Find the word "山口市ボランティアセンター" in the records below. List each line containing it.

═══ Entries supplied

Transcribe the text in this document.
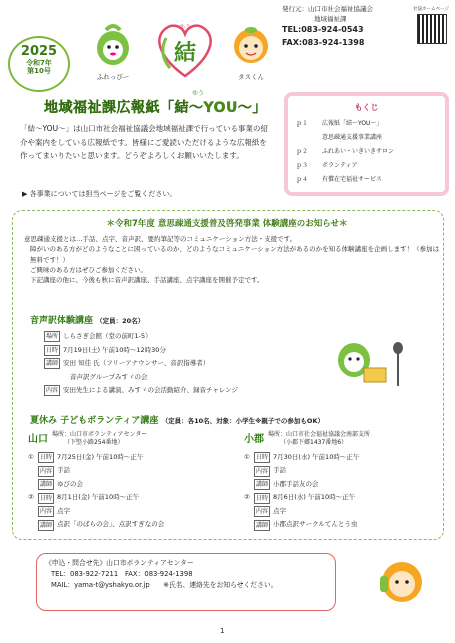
2025
令和7年
第10号
ふれっぴー
結
ゆう
タスくん
発行元：山口市社会福祉協議会
地域福祉課
TEL:083-924-0543
FAX:083-924-1398
社協ホームページ
ゆう
地域福祉課広報紙「結〜YOU〜」
「結〜YOU〜」は山口市社会福祉協議会地域福祉課で行っている事業の紹介や案内をしている広報紙です。皆様にご愛読いただけるような広報紙を作ってまいりたいと思います。どうぞよろしくお願いいたします。
▶ 各事業については担当ページをご覧ください。
もくじ
ｐ１	広報紙「結〜YOU〜」
意思疎通支援事業講座
ｐ２	ふれあい・いきいきサロン
ｐ３	ボランティア
ｐ４	有償在宅福祉サービス
＊令和7年度 意思疎通支援普及啓発事業 体験講座のお知らせ＊
意思疎通支援とは…手話、点字、音声訳、要約筆記等のコミュニケーション方法・支援です。
障がいのある方がどのようなことに困っているのか、どのようなコミュニケーション方法があるのかを知る体験講座を企画します！（参加は無料です！）
ご興味のある方はぜひご参加ください。
下記講座の他に、今後も秋に音声訳講座、手話講座、点字講座を開催予定です。
音声訳体験講座 （定員：20名）
場所 しらさぎ会館（堂の前町1-5）
日時 7月19日(土) 午前10時〜12時30分
講師 安田 知佳 氏（フリーアナウンサー、音訳指導者）
音声訳グループみすゞの会
内容 安田先生による講演、みすゞの会活動紹介、録音チャレンジ
夏休み 子どもボランティア講座 （定員：各10名、対象：小学生※親子での参加もOK）
山口 場所：山口市ボランティアセンター
（下竪小路254番地）
①	日時 7月25日(金) 午前10時〜正午
内容 手話
講師 ゆびの会
②	日時 8月1日(金) 午前10時〜正午
内容 点字
講師 点訳「のばらの会」、点訳すぎなの会
小郡 場所：山口市社会福祉協議会南部支所
（小郡下郷1437番地6）
①	日時 7月30日(水) 午前10時〜正午
内容 手話
講師 小郡手話友の会
②	日時 8月6日(水) 午前10時〜正午
内容 点字
講師 小郡点訳サークルてんとう虫
《申込・問合せ先》山口市ボランティアセンター
TEL：083-922-7211　FAX：083-924-1398
MAIL：yama-t@yshakyo.or.jp　　※氏名、連絡先をお知らせください。
1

══════

Answer below —
山口 場所：山口市ボランティアセンター
《申込・問合せ先》山口市ボランティアセンター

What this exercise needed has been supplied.